══ ENTRIES PROVIDED

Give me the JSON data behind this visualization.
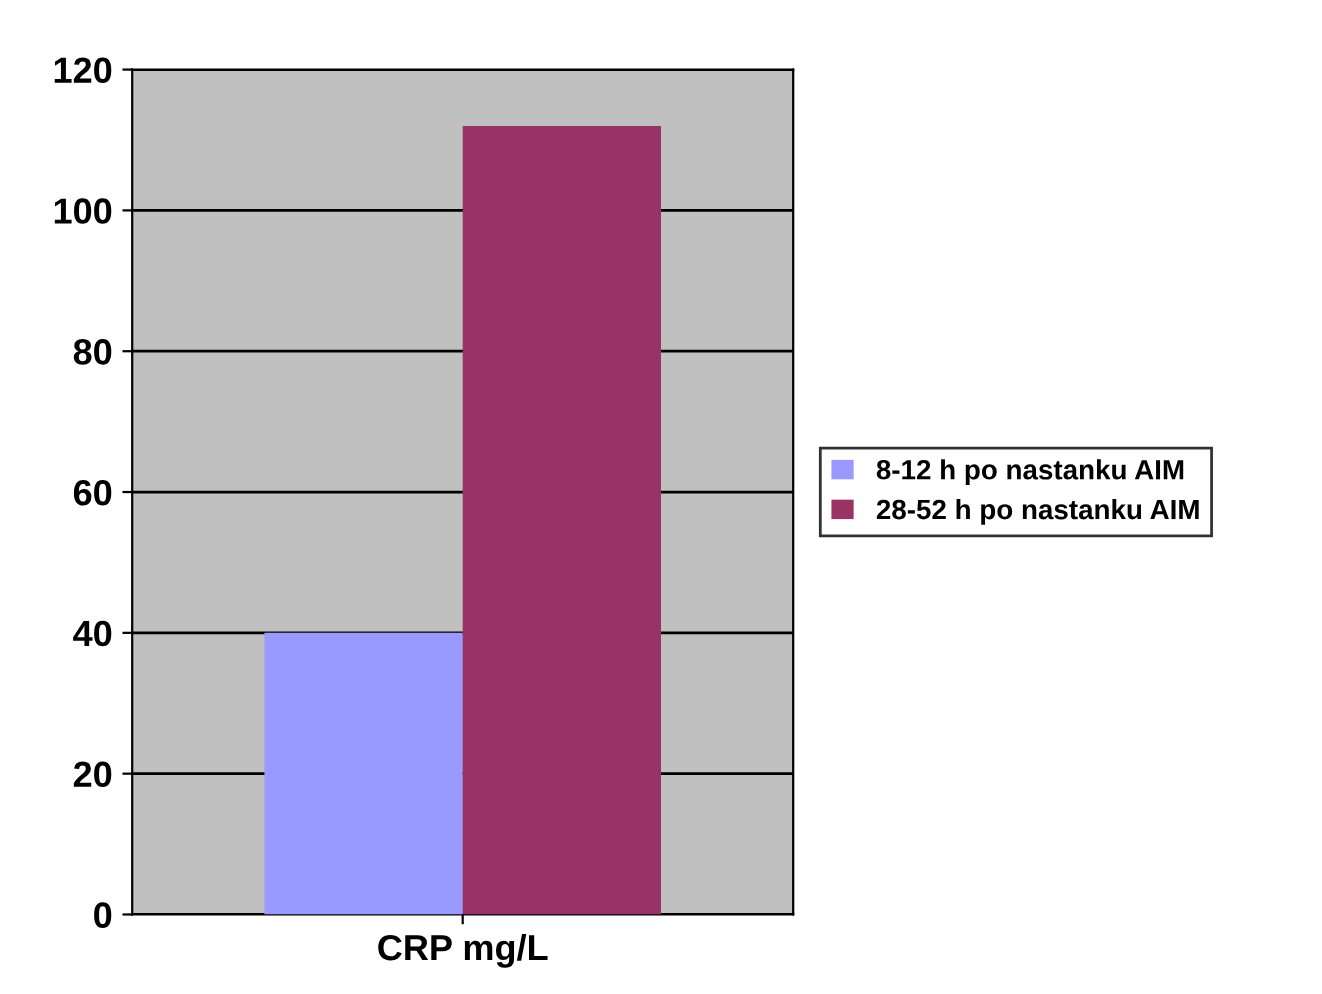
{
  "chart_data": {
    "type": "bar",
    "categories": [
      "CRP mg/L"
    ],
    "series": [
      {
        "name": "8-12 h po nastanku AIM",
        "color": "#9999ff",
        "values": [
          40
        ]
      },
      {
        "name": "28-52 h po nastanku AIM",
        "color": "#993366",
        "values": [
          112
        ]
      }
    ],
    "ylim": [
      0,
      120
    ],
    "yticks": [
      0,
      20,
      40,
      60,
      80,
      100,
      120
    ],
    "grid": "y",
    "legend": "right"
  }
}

════
══ ENTRIES PROVIDED

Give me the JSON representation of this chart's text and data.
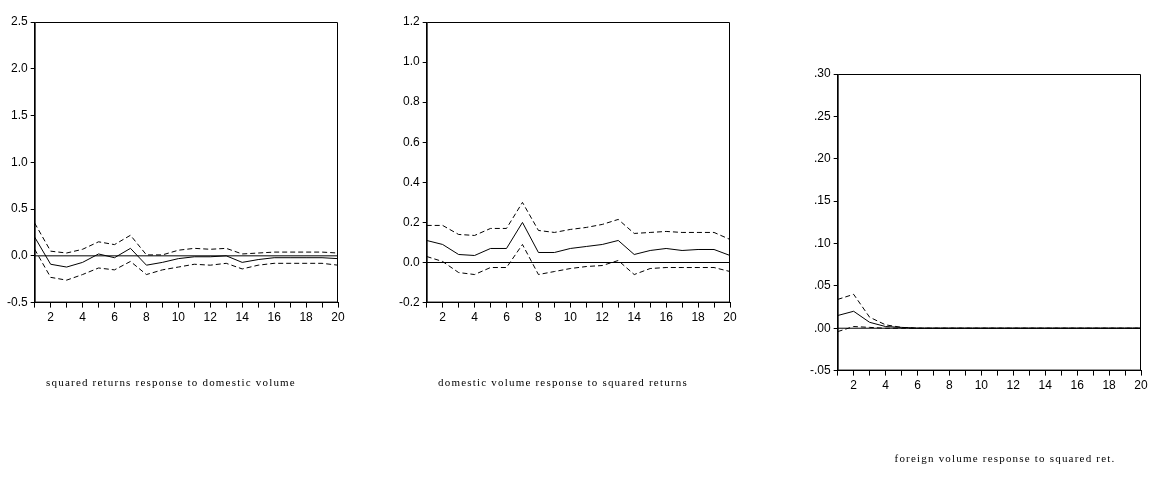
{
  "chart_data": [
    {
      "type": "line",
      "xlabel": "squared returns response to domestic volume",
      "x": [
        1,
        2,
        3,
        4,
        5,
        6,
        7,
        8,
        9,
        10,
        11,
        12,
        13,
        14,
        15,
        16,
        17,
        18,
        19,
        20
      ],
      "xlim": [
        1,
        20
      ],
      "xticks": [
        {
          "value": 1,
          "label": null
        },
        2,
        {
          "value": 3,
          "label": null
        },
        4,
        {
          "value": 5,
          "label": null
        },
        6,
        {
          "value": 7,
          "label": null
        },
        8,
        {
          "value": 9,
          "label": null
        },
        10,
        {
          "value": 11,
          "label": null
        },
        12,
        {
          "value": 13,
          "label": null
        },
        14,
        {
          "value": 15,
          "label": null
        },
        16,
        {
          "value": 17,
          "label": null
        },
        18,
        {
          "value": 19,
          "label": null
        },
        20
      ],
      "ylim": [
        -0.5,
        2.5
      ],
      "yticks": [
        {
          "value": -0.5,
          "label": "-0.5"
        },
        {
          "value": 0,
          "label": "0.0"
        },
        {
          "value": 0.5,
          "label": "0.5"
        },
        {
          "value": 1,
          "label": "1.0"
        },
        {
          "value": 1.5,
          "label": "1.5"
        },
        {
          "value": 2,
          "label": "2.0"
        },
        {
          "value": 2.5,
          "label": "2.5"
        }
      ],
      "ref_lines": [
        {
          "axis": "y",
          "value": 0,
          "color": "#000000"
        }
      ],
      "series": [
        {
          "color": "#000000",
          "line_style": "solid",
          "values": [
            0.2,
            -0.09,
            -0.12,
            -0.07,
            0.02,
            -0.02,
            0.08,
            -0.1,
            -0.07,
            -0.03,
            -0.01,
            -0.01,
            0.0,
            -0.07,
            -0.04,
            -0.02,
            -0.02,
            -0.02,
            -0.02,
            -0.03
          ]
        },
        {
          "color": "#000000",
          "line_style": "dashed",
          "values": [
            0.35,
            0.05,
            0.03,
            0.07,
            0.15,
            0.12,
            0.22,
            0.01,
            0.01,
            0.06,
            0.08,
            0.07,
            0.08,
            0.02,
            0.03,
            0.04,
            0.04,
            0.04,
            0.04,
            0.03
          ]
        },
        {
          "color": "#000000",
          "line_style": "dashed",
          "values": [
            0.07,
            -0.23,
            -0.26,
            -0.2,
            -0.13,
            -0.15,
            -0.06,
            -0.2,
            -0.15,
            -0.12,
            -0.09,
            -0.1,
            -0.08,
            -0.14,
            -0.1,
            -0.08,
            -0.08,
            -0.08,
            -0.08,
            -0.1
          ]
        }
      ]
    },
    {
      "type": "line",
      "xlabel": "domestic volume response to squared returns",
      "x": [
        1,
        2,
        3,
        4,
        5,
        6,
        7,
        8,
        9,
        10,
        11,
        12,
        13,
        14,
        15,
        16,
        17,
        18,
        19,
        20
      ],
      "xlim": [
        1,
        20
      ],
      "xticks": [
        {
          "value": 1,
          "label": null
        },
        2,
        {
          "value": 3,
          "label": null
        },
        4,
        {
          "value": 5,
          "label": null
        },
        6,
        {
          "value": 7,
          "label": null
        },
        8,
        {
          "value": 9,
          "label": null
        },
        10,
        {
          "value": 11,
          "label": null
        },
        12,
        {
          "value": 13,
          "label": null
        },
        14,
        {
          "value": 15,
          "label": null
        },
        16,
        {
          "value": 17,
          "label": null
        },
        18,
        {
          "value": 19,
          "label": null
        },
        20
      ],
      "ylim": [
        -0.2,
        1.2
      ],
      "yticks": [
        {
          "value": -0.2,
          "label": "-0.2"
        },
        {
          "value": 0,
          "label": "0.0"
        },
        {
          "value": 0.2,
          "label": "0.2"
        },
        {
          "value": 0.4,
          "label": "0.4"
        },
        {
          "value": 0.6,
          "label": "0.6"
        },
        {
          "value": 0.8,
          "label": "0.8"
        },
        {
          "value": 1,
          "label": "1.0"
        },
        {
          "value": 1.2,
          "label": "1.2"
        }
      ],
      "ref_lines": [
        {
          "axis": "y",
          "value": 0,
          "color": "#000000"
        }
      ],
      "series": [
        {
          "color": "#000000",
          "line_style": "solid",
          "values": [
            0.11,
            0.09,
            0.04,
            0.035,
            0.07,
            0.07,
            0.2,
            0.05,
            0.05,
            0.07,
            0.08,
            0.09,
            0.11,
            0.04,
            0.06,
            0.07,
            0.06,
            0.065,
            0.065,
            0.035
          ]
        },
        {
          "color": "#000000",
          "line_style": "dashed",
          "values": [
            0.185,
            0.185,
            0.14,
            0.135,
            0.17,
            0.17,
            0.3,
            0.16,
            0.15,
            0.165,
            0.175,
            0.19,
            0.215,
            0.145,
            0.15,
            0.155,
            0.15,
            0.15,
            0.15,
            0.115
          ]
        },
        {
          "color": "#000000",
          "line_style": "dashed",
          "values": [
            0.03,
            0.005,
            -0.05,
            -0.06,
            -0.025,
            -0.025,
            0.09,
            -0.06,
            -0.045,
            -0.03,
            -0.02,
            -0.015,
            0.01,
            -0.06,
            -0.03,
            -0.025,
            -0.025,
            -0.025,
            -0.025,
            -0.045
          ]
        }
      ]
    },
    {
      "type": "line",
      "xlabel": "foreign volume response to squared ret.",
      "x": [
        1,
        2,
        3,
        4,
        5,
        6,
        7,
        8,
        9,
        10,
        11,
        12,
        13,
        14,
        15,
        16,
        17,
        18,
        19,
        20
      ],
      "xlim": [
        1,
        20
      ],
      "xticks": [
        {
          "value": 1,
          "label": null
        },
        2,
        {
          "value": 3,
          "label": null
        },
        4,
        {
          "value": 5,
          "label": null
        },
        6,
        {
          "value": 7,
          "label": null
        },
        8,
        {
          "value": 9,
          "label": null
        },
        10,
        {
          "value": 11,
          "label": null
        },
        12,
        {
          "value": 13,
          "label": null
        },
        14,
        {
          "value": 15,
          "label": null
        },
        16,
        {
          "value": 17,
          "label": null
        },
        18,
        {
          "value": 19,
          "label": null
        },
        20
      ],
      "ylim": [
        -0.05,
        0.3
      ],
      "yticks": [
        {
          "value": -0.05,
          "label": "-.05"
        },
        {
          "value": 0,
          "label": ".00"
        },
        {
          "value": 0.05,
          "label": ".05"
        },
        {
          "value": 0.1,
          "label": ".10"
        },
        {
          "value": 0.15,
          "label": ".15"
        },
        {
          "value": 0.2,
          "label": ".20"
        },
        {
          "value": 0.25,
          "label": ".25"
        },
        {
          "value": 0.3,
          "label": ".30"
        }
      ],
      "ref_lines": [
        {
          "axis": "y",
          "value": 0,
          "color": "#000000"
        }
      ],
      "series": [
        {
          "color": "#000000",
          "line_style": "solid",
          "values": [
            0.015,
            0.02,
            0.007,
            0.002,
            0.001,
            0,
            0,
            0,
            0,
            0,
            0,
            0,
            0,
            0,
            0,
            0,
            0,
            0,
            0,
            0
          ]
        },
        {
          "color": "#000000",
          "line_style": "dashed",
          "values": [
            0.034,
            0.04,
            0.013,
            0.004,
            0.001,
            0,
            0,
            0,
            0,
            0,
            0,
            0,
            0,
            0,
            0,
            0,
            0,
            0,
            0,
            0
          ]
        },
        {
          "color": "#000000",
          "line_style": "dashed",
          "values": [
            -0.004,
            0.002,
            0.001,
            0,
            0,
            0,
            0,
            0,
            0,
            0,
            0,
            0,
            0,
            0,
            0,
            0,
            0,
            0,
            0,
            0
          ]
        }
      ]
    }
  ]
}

════

*YOUR INSTRUCTIONS*
Look through the listing above. Pick out each line with "domestic" and copy it.

*ANSWER FOR THIS EXERCISE*
      "xlabel": "squared returns response to domestic volume",
      "xlabel": "domestic volume response to squared returns",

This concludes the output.